Work instructions: Rewrite the records unchanged except for one switch: every "y2-tick-label" becomes "right-tick-label". Leave the pictures out.

━━━━━━━━━━━━━━━━━━━━━━━━━━━━━━

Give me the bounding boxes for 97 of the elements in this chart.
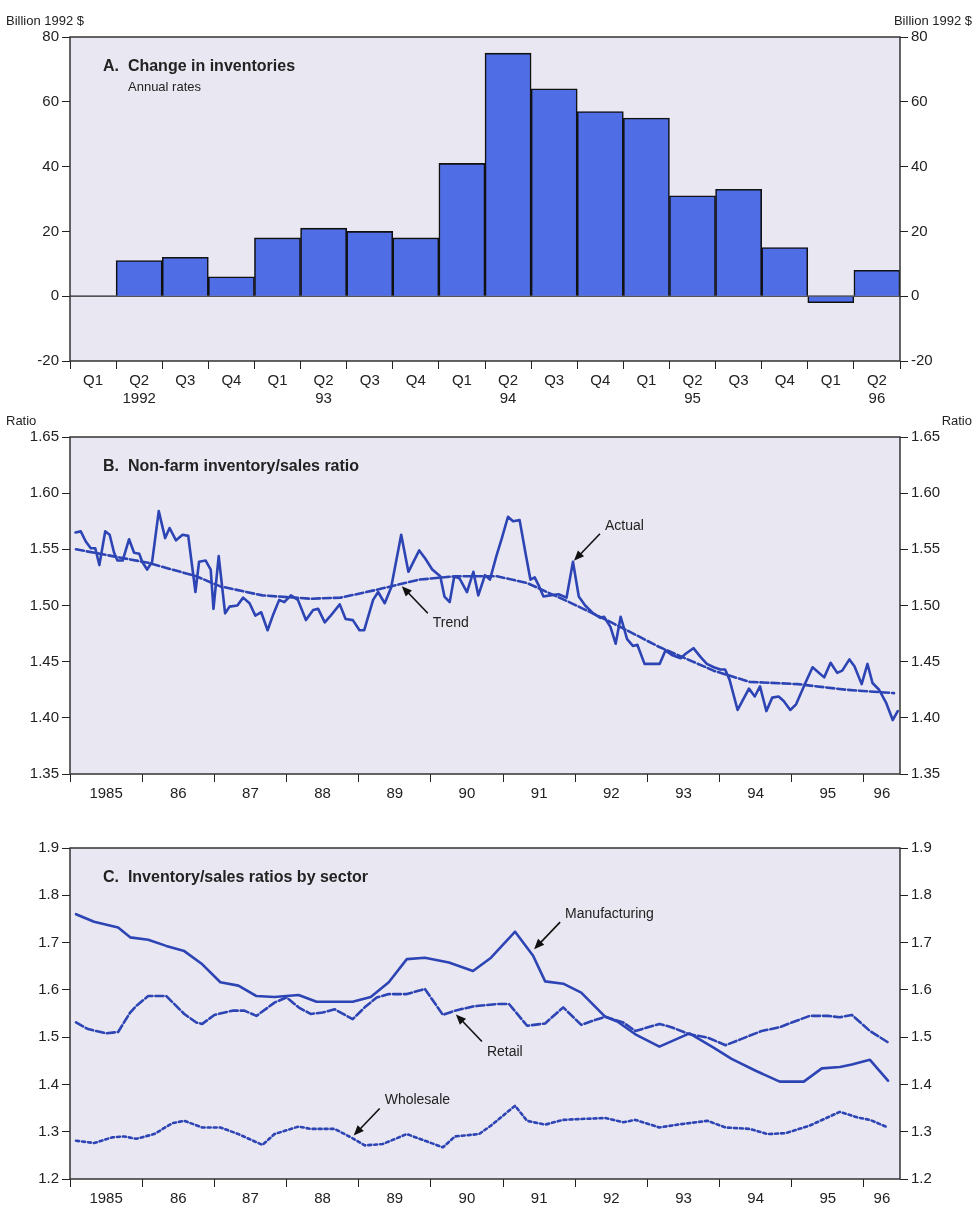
text: Annual rates bbox=[128, 79, 202, 94]
y2-tick-label: 1.3 bbox=[911, 1121, 932, 1139]
y-tick-label: -20 bbox=[37, 351, 59, 369]
x-tick-label: 93 bbox=[675, 784, 692, 802]
y-tick-label: 1.5 bbox=[38, 1027, 59, 1045]
y2-tick-label: 0 bbox=[911, 286, 920, 304]
x-tick-label: 88 bbox=[314, 784, 331, 802]
y-tick-label: 1.40 bbox=[29, 707, 59, 725]
y2-tick-label: 1.65 bbox=[911, 427, 941, 445]
x-tick-label: 87 bbox=[242, 1189, 259, 1207]
x-tick-label: 93 bbox=[675, 1189, 692, 1207]
annotation: Trend bbox=[432, 614, 469, 631]
x-tick-label: Q1 bbox=[820, 371, 841, 389]
y-tick-label: 40 bbox=[42, 156, 59, 174]
x-tick-label: Q3 bbox=[544, 371, 565, 389]
x-tick-label: Q4 bbox=[405, 371, 426, 389]
y-axis-title: Billion 1992 $ bbox=[6, 13, 85, 28]
x-tick-label: 96 bbox=[873, 784, 891, 802]
x-tick-label: 91 bbox=[530, 784, 548, 802]
y2-tick-label: 1.4 bbox=[911, 1074, 932, 1092]
x-tick-label: Q1 bbox=[451, 371, 472, 389]
y-tick-label: 1.9 bbox=[38, 838, 59, 856]
x-tick-label: 94 bbox=[747, 1189, 764, 1207]
y-tick-label: 1.8 bbox=[38, 885, 59, 903]
x-tick-label: 88 bbox=[314, 1189, 331, 1207]
x-tick-label: 1985 bbox=[89, 1189, 123, 1207]
y-tick-label: 80 bbox=[42, 27, 59, 45]
y2-tick-label: 1.50 bbox=[911, 595, 941, 613]
y-tick-label: 1.65 bbox=[29, 427, 59, 445]
x-tick-label: Q2 96 bbox=[866, 371, 887, 407]
x-tick-label: Q1 bbox=[83, 371, 104, 389]
y-tick-label: 1.7 bbox=[38, 932, 59, 950]
x-tick-label: Q3 bbox=[728, 371, 749, 389]
x-tick-label: 96 bbox=[873, 1189, 891, 1207]
y-tick-label: 1.3 bbox=[38, 1121, 59, 1139]
x-tick-label: Q2 1992 bbox=[122, 371, 156, 407]
x-tick-label: Q4 bbox=[774, 371, 795, 389]
y-tick-label: 1.45 bbox=[29, 651, 59, 669]
x-tick-label: 86 bbox=[169, 1189, 187, 1207]
y-tick-label: 0 bbox=[50, 286, 59, 304]
y2-tick-label: 1.6 bbox=[911, 980, 932, 997]
x-tick-label: 92 bbox=[602, 784, 620, 802]
x-tick-label: 95 bbox=[819, 1189, 837, 1207]
y2-tick-label: 1.40 bbox=[911, 707, 941, 725]
x-tick-label: 87 bbox=[242, 784, 259, 802]
y2-tick-label: 1.60 bbox=[911, 483, 941, 501]
y-tick-label: 1.6 bbox=[38, 980, 59, 997]
y2-tick-label: 1.5 bbox=[911, 1027, 932, 1045]
annotation: Retail bbox=[486, 1042, 523, 1059]
x-tick-label: Q3 bbox=[175, 371, 196, 389]
y2-tick-label: 1.2 bbox=[911, 1169, 932, 1187]
y2-tick-label: 40 bbox=[911, 156, 928, 174]
y-tick-label: 1.4 bbox=[38, 1074, 59, 1092]
x-tick-label: Q2 93 bbox=[313, 371, 334, 407]
annotation: Wholesale bbox=[384, 1091, 451, 1108]
x-tick-label: Q1 bbox=[267, 371, 288, 389]
text: C. Inventory/sales ratios by sector bbox=[103, 868, 368, 885]
x-tick-label: 89 bbox=[386, 1189, 404, 1207]
x-tick-label: 91 bbox=[530, 1189, 548, 1207]
x-tick-label: 89 bbox=[386, 784, 404, 802]
x-tick-label: Q4 bbox=[221, 371, 242, 389]
x-tick-label: Q2 95 bbox=[682, 371, 703, 407]
x-tick-label: Q1 bbox=[636, 371, 657, 389]
y-tick-label: 1.55 bbox=[29, 539, 59, 557]
y2-axis-title: Billion 1992 $ bbox=[893, 13, 973, 28]
y2-tick-label: 1.45 bbox=[911, 651, 941, 669]
y-tick-label: 1.50 bbox=[29, 595, 59, 613]
y2-tick-label: 1.9 bbox=[911, 838, 932, 856]
annotation: Manufacturing bbox=[565, 905, 654, 922]
x-tick-label: Q2 94 bbox=[498, 371, 519, 407]
y-tick-label: 1.2 bbox=[38, 1169, 59, 1187]
y-tick-label: 1.35 bbox=[29, 764, 59, 782]
y-tick-label: 60 bbox=[42, 91, 59, 109]
x-tick-label: Q3 bbox=[359, 371, 380, 389]
y-tick-label: 1.60 bbox=[29, 483, 59, 501]
x-tick-label: 90 bbox=[458, 784, 476, 802]
text: B. Non-farm inventory/sales ratio bbox=[103, 457, 360, 474]
x-tick-label: 86 bbox=[169, 784, 187, 802]
y2-axis-title: Ratio bbox=[941, 413, 972, 428]
x-tick-label: 92 bbox=[602, 1189, 620, 1207]
x-tick-label: 95 bbox=[819, 784, 837, 802]
y-axis-title: Ratio bbox=[6, 413, 37, 428]
x-tick-label: 1985 bbox=[89, 784, 123, 802]
y-tick-label: 20 bbox=[42, 221, 59, 239]
x-tick-label: 90 bbox=[458, 1189, 476, 1207]
y2-tick-label: 1.7 bbox=[911, 932, 932, 950]
x-tick-label: 94 bbox=[747, 784, 764, 802]
y2-tick-label: 1.8 bbox=[911, 885, 932, 903]
y2-tick-label: 1.55 bbox=[911, 539, 941, 557]
y2-tick-label: 80 bbox=[911, 27, 928, 45]
annotation: Actual bbox=[604, 516, 644, 533]
y2-tick-label: 60 bbox=[911, 91, 928, 109]
y2-tick-label: 20 bbox=[911, 221, 928, 239]
y2-tick-label: -20 bbox=[911, 351, 933, 369]
y2-tick-label: 1.35 bbox=[911, 764, 941, 782]
x-tick-label: Q4 bbox=[590, 371, 611, 389]
text: A. Change in inventories bbox=[103, 57, 296, 74]
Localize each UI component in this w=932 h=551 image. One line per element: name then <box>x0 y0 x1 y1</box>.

━━━━━━━━━━━━━━━━━━━━━━━━━━━━━━

Reply to the task:
Give me the bounding boxes for 97 of the elements in this chart.
text: Annual rates bbox=[128, 79, 202, 94]
right-tick-label: 1.3 bbox=[911, 1121, 932, 1139]
y-tick-label: -20 bbox=[37, 351, 59, 369]
x-tick-label: 93 bbox=[675, 784, 692, 802]
y-tick-label: 1.5 bbox=[38, 1027, 59, 1045]
right-tick-label: 0 bbox=[911, 286, 920, 304]
x-tick-label: 88 bbox=[314, 784, 331, 802]
y-tick-label: 1.40 bbox=[29, 707, 59, 725]
right-tick-label: 1.65 bbox=[911, 427, 941, 445]
x-tick-label: 87 bbox=[242, 1189, 259, 1207]
x-tick-label: 93 bbox=[675, 1189, 692, 1207]
annotation: Trend bbox=[432, 614, 469, 631]
x-tick-label: Q1 bbox=[820, 371, 841, 389]
y-tick-label: 40 bbox=[42, 156, 59, 174]
x-tick-label: Q3 bbox=[544, 371, 565, 389]
x-tick-label: Q4 bbox=[405, 371, 426, 389]
y-axis-title: Billion 1992 $ bbox=[6, 13, 85, 28]
x-tick-label: 96 bbox=[873, 784, 891, 802]
x-tick-label: 91 bbox=[530, 784, 548, 802]
right-tick-label: 1.4 bbox=[911, 1074, 932, 1092]
x-tick-label: Q1 bbox=[451, 371, 472, 389]
y-tick-label: 1.9 bbox=[38, 838, 59, 856]
x-tick-label: 94 bbox=[747, 1189, 764, 1207]
y-tick-label: 1.8 bbox=[38, 885, 59, 903]
x-tick-label: 88 bbox=[314, 1189, 331, 1207]
x-tick-label: 1985 bbox=[89, 1189, 123, 1207]
y-tick-label: 80 bbox=[42, 27, 59, 45]
right-tick-label: 1.50 bbox=[911, 595, 941, 613]
y-tick-label: 1.65 bbox=[29, 427, 59, 445]
x-tick-label: Q2 96 bbox=[866, 371, 887, 407]
x-tick-label: Q1 bbox=[83, 371, 104, 389]
y-tick-label: 1.7 bbox=[38, 932, 59, 950]
x-tick-label: Q3 bbox=[728, 371, 749, 389]
x-tick-label: 96 bbox=[873, 1189, 891, 1207]
y-tick-label: 1.3 bbox=[38, 1121, 59, 1139]
x-tick-label: Q2 1992 bbox=[122, 371, 156, 407]
x-tick-label: Q4 bbox=[774, 371, 795, 389]
y-tick-label: 1.45 bbox=[29, 651, 59, 669]
x-tick-label: 86 bbox=[169, 1189, 187, 1207]
y-tick-label: 0 bbox=[50, 286, 59, 304]
right-tick-label: 1.6 bbox=[911, 980, 932, 997]
x-tick-label: 92 bbox=[602, 784, 620, 802]
x-tick-label: 95 bbox=[819, 1189, 837, 1207]
right-tick-label: 1.40 bbox=[911, 707, 941, 725]
x-tick-label: 87 bbox=[242, 784, 259, 802]
right-tick-label: 1.60 bbox=[911, 483, 941, 501]
y-tick-label: 1.6 bbox=[38, 980, 59, 997]
right-tick-label: 1.5 bbox=[911, 1027, 932, 1045]
annotation: Retail bbox=[486, 1042, 523, 1059]
x-tick-label: Q3 bbox=[175, 371, 196, 389]
right-tick-label: 1.2 bbox=[911, 1169, 932, 1187]
right-tick-label: 40 bbox=[911, 156, 928, 174]
y-tick-label: 1.4 bbox=[38, 1074, 59, 1092]
x-tick-label: Q2 93 bbox=[313, 371, 334, 407]
annotation: Wholesale bbox=[384, 1091, 451, 1108]
x-tick-label: Q1 bbox=[267, 371, 288, 389]
text: C. Inventory/sales ratios by sector bbox=[103, 868, 368, 885]
x-tick-label: 89 bbox=[386, 1189, 404, 1207]
x-tick-label: 91 bbox=[530, 1189, 548, 1207]
x-tick-label: 89 bbox=[386, 784, 404, 802]
x-tick-label: Q4 bbox=[221, 371, 242, 389]
x-tick-label: Q2 95 bbox=[682, 371, 703, 407]
x-tick-label: Q1 bbox=[636, 371, 657, 389]
y-tick-label: 1.55 bbox=[29, 539, 59, 557]
y2-axis-title: Billion 1992 $ bbox=[893, 13, 973, 28]
right-tick-label: 1.45 bbox=[911, 651, 941, 669]
y-tick-label: 1.50 bbox=[29, 595, 59, 613]
right-tick-label: 1.9 bbox=[911, 838, 932, 856]
annotation: Manufacturing bbox=[565, 905, 654, 922]
x-tick-label: Q2 94 bbox=[498, 371, 519, 407]
y-tick-label: 1.2 bbox=[38, 1169, 59, 1187]
y-tick-label: 1.35 bbox=[29, 764, 59, 782]
y-tick-label: 60 bbox=[42, 91, 59, 109]
x-tick-label: Q3 bbox=[359, 371, 380, 389]
y-tick-label: 1.60 bbox=[29, 483, 59, 501]
x-tick-label: 90 bbox=[458, 784, 476, 802]
text: B. Non-farm inventory/sales ratio bbox=[103, 457, 360, 474]
x-tick-label: 86 bbox=[169, 784, 187, 802]
y2-axis-title: Ratio bbox=[941, 413, 972, 428]
x-tick-label: 92 bbox=[602, 1189, 620, 1207]
x-tick-label: 95 bbox=[819, 784, 837, 802]
y-axis-title: Ratio bbox=[6, 413, 37, 428]
x-tick-label: 1985 bbox=[89, 784, 123, 802]
y-tick-label: 20 bbox=[42, 221, 59, 239]
x-tick-label: 90 bbox=[458, 1189, 476, 1207]
right-tick-label: 1.7 bbox=[911, 932, 932, 950]
x-tick-label: 94 bbox=[747, 784, 764, 802]
right-tick-label: 1.8 bbox=[911, 885, 932, 903]
right-tick-label: 1.55 bbox=[911, 539, 941, 557]
right-tick-label: 80 bbox=[911, 27, 928, 45]
annotation: Actual bbox=[604, 516, 644, 533]
right-tick-label: 60 bbox=[911, 91, 928, 109]
right-tick-label: 20 bbox=[911, 221, 928, 239]
right-tick-label: -20 bbox=[911, 351, 933, 369]
right-tick-label: 1.35 bbox=[911, 764, 941, 782]
x-tick-label: Q4 bbox=[590, 371, 611, 389]
text: A. Change in inventories bbox=[103, 57, 296, 74]
Localize each UI component in this w=932 h=551 image. One line per element: name then <box>x0 y0 x1 y1</box>.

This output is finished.